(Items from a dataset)

►

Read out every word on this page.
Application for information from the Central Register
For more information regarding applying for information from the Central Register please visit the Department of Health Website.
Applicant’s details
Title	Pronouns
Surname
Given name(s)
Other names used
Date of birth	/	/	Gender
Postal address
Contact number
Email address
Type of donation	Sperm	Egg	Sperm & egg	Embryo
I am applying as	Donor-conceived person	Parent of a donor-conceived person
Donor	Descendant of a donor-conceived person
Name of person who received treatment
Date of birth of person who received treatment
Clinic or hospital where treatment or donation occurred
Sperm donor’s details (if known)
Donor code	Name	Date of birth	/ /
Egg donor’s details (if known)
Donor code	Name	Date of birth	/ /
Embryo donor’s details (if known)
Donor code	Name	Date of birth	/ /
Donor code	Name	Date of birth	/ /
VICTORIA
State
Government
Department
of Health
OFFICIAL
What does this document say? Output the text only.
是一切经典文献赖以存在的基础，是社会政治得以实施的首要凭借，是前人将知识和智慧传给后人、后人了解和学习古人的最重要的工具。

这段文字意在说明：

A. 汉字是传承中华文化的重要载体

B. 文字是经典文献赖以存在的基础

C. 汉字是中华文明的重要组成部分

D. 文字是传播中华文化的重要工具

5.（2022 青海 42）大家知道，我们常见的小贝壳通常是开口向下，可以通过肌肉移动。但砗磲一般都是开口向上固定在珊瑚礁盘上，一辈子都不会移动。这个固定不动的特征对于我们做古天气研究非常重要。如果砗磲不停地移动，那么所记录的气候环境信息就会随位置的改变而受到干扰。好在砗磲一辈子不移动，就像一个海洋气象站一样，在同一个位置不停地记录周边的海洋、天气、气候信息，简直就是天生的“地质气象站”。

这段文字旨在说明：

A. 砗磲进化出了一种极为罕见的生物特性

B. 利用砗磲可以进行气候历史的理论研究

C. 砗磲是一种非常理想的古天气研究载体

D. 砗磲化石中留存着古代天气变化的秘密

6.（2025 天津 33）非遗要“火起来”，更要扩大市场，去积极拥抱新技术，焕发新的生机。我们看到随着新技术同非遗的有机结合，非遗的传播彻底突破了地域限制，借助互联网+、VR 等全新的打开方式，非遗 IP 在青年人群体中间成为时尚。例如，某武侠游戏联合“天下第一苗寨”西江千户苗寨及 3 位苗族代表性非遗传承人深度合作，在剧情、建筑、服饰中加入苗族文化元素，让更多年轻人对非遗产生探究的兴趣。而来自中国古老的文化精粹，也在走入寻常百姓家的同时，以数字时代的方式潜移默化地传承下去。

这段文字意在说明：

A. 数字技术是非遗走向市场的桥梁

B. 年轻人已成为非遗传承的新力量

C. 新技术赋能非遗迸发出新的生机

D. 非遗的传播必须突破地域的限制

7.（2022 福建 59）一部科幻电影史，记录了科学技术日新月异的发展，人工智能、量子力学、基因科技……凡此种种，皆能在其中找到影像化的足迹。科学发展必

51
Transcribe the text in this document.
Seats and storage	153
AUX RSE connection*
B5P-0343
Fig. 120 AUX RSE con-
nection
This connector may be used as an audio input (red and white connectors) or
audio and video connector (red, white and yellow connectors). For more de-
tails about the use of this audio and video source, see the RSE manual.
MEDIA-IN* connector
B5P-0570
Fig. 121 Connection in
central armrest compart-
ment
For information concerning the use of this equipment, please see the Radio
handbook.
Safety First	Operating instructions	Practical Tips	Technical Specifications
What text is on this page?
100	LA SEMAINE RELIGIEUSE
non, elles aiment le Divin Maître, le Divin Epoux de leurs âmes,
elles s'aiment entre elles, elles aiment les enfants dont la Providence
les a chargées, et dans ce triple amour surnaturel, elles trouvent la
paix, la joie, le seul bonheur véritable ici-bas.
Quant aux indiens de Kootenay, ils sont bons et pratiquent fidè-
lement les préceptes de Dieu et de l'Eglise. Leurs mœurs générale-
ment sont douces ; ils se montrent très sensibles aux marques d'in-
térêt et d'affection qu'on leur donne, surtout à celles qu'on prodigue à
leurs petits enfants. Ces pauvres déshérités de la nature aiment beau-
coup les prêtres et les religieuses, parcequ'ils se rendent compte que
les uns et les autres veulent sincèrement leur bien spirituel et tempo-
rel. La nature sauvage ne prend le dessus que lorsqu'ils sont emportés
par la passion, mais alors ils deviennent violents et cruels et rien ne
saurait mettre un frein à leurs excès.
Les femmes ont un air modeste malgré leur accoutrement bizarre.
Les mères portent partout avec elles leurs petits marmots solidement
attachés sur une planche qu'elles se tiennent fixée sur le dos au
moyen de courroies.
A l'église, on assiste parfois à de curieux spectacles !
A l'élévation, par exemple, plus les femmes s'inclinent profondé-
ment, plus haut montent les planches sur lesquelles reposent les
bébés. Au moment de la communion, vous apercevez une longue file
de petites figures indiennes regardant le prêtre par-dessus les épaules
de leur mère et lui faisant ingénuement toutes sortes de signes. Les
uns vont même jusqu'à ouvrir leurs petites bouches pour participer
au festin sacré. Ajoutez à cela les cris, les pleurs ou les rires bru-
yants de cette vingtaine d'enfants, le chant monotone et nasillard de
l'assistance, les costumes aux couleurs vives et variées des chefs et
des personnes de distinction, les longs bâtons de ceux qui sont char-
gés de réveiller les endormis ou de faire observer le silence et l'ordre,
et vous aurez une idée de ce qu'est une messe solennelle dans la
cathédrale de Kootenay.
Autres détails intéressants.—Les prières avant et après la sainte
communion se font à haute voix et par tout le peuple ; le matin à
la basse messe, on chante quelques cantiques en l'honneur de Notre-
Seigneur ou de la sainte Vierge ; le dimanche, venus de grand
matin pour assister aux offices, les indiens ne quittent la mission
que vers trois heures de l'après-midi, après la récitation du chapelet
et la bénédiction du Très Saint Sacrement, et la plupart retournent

◄

Do this: Identify each line containing the string "pour" and copy it out.

In response:
uns vont même jusqu'à ouvrir leurs petites bouches pour participer
matin pour assister aux offices, les indiens ne quittent la mission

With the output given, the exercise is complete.